Copy each line that has the string "红星照耀中国" somewhere in it.

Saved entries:
[START]

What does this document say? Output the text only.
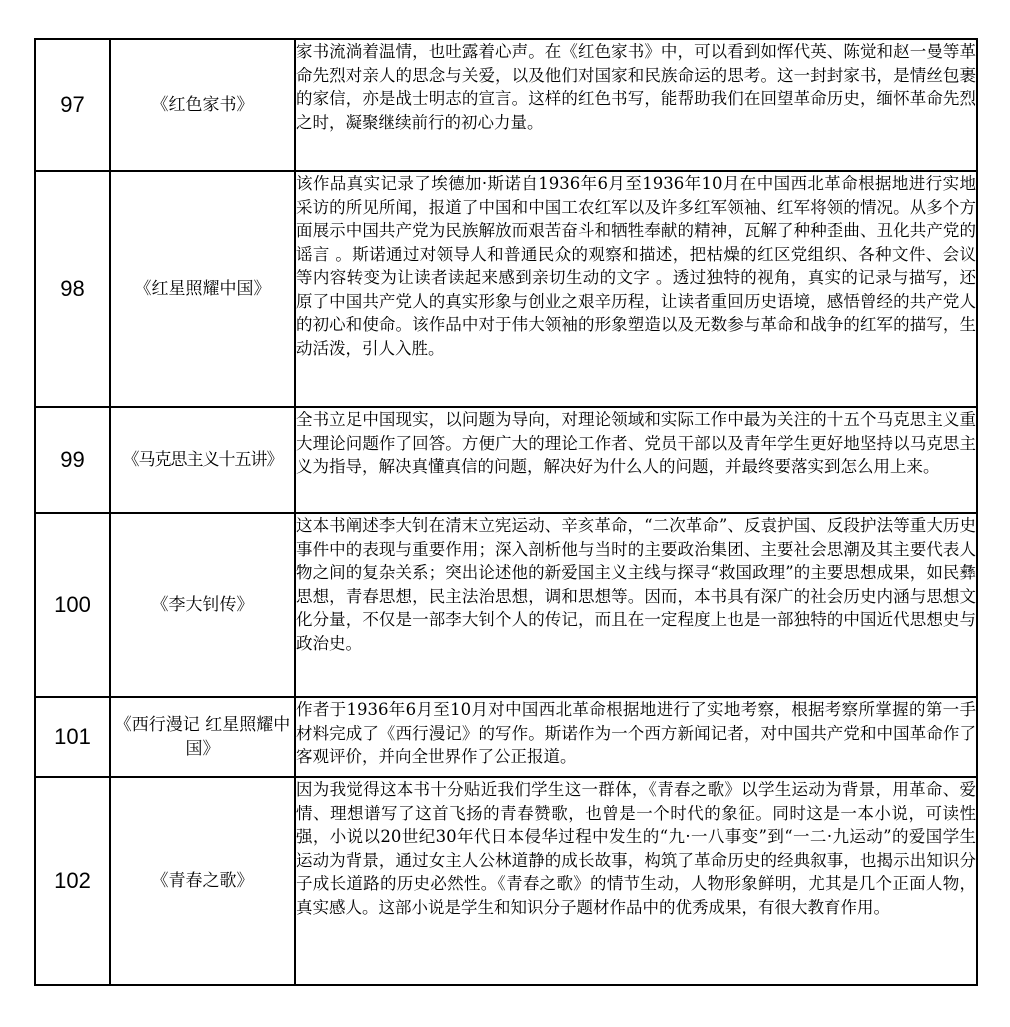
97	《红色家书》	家书流淌着温情，也吐露着心声。在《红色家书》中，可以看到如恽代英、陈觉和赵一曼等革命先烈对亲人的思念与关爱，以及他们对国家和民族命运的思考。这一封封家书，是情丝包裹的家信，亦是战士明志的宣言。这样的红色书写，能帮助我们在回望革命历史，缅怀革命先烈之时，凝聚继续前行的初心力量。
98	《红星照耀中国》	该作品真实记录了埃德加·斯诺自1936年6月至1936年10月在中国西北革命根据地进行实地采访的所见所闻，报道了中国和中国工农红军以及许多红军领袖、红军将领的情况。从多个方面展示中国共产党为民族解放而艰苦奋斗和牺牲奉献的精神，瓦解了种种歪曲、丑化共产党的谣言 。斯诺通过对领导人和普通民众的观察和描述，把枯燥的红区党组织、各种文件、会议等内容转变为让读者读起来感到亲切生动的文字 。透过独特的视角，真实的记录与描写，还原了中国共产党人的真实形象与创业之艰辛历程，让读者重回历史语境，感悟曾经的共产党人的初心和使命。该作品中对于伟大领袖的形象塑造以及无数参与革命和战争的红军的描写，生动活泼，引人入胜。
99	《马克思主义十五讲》	全书立足中国现实，以问题为导向，对理论领域和实际工作中最为关注的十五个马克思主义重大理论问题作了回答。方便广大的理论工作者、党员干部以及青年学生更好地坚持以马克思主义为指导，解决真懂真信的问题，解决好为什么人的问题，并最终要落实到怎么用上来。
100	《李大钊传》	这本书阐述李大钊在清末立宪运动、辛亥革命，“二次革命”、反袁护国、反段护法等重大历史事件中的表现与重要作用；深入剖析他与当时的主要政治集团、主要社会思潮及其主要代表人物之间的复杂关系；突出论述他的新爱国主义主线与探寻“救国政理”的主要思想成果，如民彝思想，青春思想，民主法治思想，调和思想等。因而，本书具有深广的社会历史内涵与思想文化分量，不仅是一部李大钊个人的传记，而且在一定程度上也是一部独特的中国近代思想史与政治史。
101	《西行漫记 红星照耀中国》	作者于1936年6月至10月对中国西北革命根据地进行了实地考察，根据考察所掌握的第一手材料完成了《西行漫记》的写作。斯诺作为一个西方新闻记者，对中国共产党和中国革命作了客观评价，并向全世界作了公正报道。
102	《青春之歌》	因为我觉得这本书十分贴近我们学生这一群体，《青春之歌》以学生运动为背景，用革命、爱情、理想谱写了这首飞扬的青春赞歌，也曾是一个时代的象征。同时这是一本小说，可读性强，小说以20世纪30年代日本侵华过程中发生的“九·一八事变”到“一二·九运动”的爱国学生运动为背景，通过女主人公林道静的成长故事，构筑了革命历史的经典叙事，也揭示出知识分子成长道路的历史必然性。《青春之歌》的情节生动，人物形象鲜明，尤其是几个正面人物，真实感人。这部小说是学生和知识分子题材作品中的优秀成果，有很大教育作用。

[END]

ANSWER TO THE TASK.
98	《红星照耀中国》	该作品真实记录了埃德加·斯诺自1936年6月至1936年10月在中国西北革命根据地进行实地采访的所见所闻，报道了中国和中国工农红军以及许多红军领袖、红军将领的情况。从多个方面展示中国共产党为民族解放而艰苦奋斗和牺牲奉献的精神，瓦解了种种歪曲、丑化共产党的谣言 。斯诺通过对领导人和普通民众的观察和描述，把枯燥的红区党组织、各种文件、会议等内容转变为让读者读起来感到亲切生动的文字 。透过独特的视角，真实的记录与描写，还原了中国共产党人的真实形象与创业之艰辛历程，让读者重回历史语境，感悟曾经的共产党人的初心和使命。该作品中对于伟大领袖的形象塑造以及无数参与革命和战争的红军的描写，生动活泼，引人入胜。
101	《西行漫记 红星照耀中国》	作者于1936年6月至10月对中国西北革命根据地进行了实地考察，根据考察所掌握的第一手材料完成了《西行漫记》的写作。斯诺作为一个西方新闻记者，对中国共产党和中国革命作了客观评价，并向全世界作了公正报道。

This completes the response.